Task to carry out:
Your task is to transcribe all the entries exactly, excluding pictures.

Material for the task:

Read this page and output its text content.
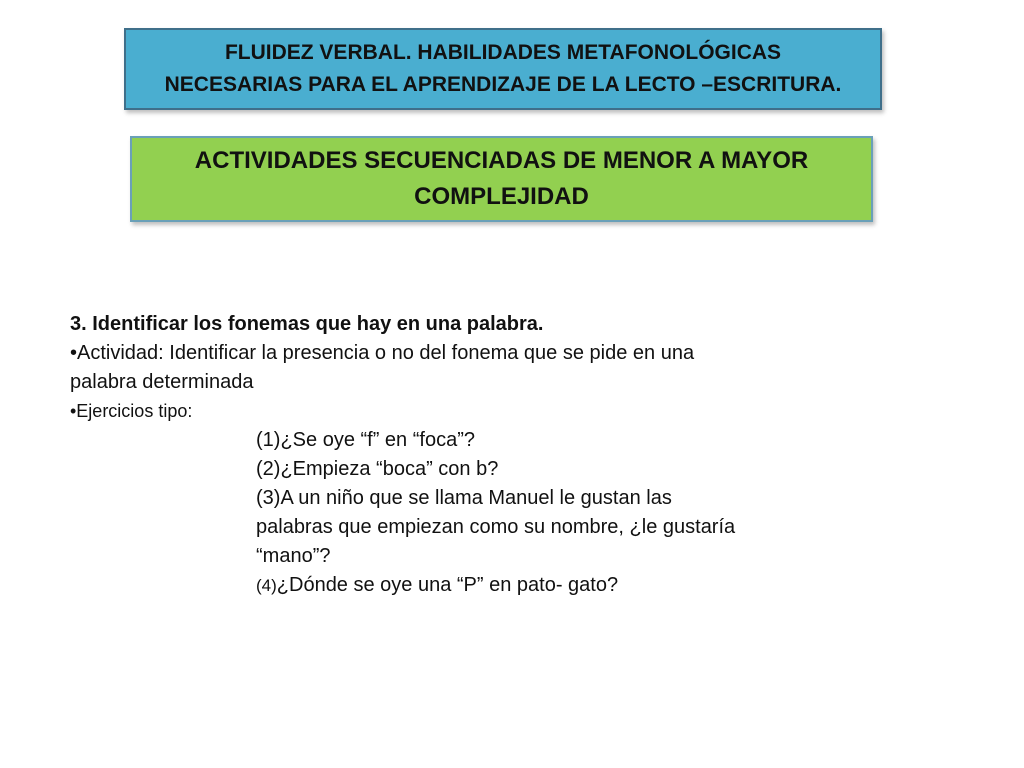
FLUIDEZ VERBAL. HABILIDADES METAFONOLÓGICAS
NECESARIAS PARA EL APRENDIZAJE DE LA LECTO –ESCRITURA.
ACTIVIDADES SECUENCIADAS DE MENOR A MAYOR
COMPLEJIDAD

3. Identificar los fonemas que hay en una palabra.

•Actividad: Identificar la presencia o no del fonema que se pide en una

palabra determinada

•Ejercicios tipo:

(1)¿Se oye “f” en “foca”?
(2)¿Empieza “boca” con b?
(3)A un niño que se llama Manuel le gustan las
palabras que empiezan como su nombre, ¿le gustaría
“mano”?
(4)¿Dónde se oye una “P” en pato- gato?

Response for this exercise:
Read this page and output its text content.
FLUIDEZ VERBAL. HABILIDADES METAFONOLÓGICAS
NECESARIAS PARA EL APRENDIZAJE DE LA LECTO –ESCRITURA.
ACTIVIDADES SECUENCIADAS DE MENOR A MAYOR
COMPLEJIDAD

3. Identificar los fonemas que hay en una palabra.

•Actividad: Identificar la presencia o no del fonema que se pide en una

palabra determinada

•Ejercicios tipo:

(1)¿Se oye “f” en “foca”?
(2)¿Empieza “boca” con b?
(3)A un niño que se llama Manuel le gustan las
palabras que empiezan como su nombre, ¿le gustaría
“mano”?
(4)¿Dónde se oye una “P” en pato- gato?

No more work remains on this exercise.